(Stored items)
↓↓↓
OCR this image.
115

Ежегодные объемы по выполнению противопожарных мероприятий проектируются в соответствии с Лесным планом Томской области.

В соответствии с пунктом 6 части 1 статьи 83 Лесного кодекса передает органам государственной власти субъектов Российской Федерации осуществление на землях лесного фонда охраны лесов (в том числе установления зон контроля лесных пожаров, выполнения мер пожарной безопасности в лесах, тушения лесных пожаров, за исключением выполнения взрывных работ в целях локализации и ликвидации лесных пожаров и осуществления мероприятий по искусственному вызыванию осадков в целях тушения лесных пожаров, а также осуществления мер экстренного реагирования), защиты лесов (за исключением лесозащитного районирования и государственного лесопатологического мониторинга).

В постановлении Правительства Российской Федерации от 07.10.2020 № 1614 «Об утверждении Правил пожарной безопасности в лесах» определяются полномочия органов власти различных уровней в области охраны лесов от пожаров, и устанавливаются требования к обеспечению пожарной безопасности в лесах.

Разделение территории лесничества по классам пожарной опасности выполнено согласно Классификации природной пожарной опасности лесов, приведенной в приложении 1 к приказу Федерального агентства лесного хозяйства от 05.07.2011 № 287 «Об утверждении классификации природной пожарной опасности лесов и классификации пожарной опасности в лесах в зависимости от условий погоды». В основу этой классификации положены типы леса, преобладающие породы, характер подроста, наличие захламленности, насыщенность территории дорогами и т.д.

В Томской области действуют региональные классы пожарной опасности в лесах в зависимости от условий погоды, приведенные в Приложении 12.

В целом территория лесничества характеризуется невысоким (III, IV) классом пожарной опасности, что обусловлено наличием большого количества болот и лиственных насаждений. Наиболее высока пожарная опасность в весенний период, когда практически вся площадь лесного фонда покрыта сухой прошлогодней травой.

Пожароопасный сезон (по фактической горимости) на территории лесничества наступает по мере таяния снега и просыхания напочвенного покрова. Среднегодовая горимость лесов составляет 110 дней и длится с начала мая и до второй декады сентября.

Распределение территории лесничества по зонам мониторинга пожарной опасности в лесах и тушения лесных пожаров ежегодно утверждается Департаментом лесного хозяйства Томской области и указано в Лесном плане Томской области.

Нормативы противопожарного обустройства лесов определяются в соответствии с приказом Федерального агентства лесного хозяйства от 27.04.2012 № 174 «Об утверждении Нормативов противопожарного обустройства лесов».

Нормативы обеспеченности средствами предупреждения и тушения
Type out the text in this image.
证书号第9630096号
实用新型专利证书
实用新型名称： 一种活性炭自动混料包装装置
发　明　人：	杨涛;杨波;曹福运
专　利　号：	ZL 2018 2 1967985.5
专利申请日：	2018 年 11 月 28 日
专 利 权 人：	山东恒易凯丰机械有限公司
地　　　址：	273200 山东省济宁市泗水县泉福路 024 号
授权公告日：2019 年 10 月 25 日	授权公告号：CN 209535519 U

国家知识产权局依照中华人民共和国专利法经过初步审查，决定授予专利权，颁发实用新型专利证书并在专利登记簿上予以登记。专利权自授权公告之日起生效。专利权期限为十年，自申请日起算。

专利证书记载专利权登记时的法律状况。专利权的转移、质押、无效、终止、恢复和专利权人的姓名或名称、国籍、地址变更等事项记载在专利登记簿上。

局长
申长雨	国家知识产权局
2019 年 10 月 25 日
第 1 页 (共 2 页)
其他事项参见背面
↑↑↑
Print nothing but the lines from the line with "Type out the text in this image." to the last line of the records above. Both of those lines count.

Type out the text in this image.
证书号第9630096号
实用新型专利证书
实用新型名称： 一种活性炭自动混料包装装置
发　明　人：	杨涛;杨波;曹福运
专　利　号：	ZL 2018 2 1967985.5
专利申请日：	2018 年 11 月 28 日
专 利 权 人：	山东恒易凯丰机械有限公司
地　　　址：	273200 山东省济宁市泗水县泉福路 024 号
授权公告日：2019 年 10 月 25 日	授权公告号：CN 209535519 U

国家知识产权局依照中华人民共和国专利法经过初步审查，决定授予专利权，颁发实用新型专利证书并在专利登记簿上予以登记。专利权自授权公告之日起生效。专利权期限为十年，自申请日起算。

专利证书记载专利权登记时的法律状况。专利权的转移、质押、无效、终止、恢复和专利权人的姓名或名称、国籍、地址变更等事项记载在专利登记簿上。

局长
申长雨	国家知识产权局
2019 年 10 月 25 日
第 1 页 (共 2 页)
其他事项参见背面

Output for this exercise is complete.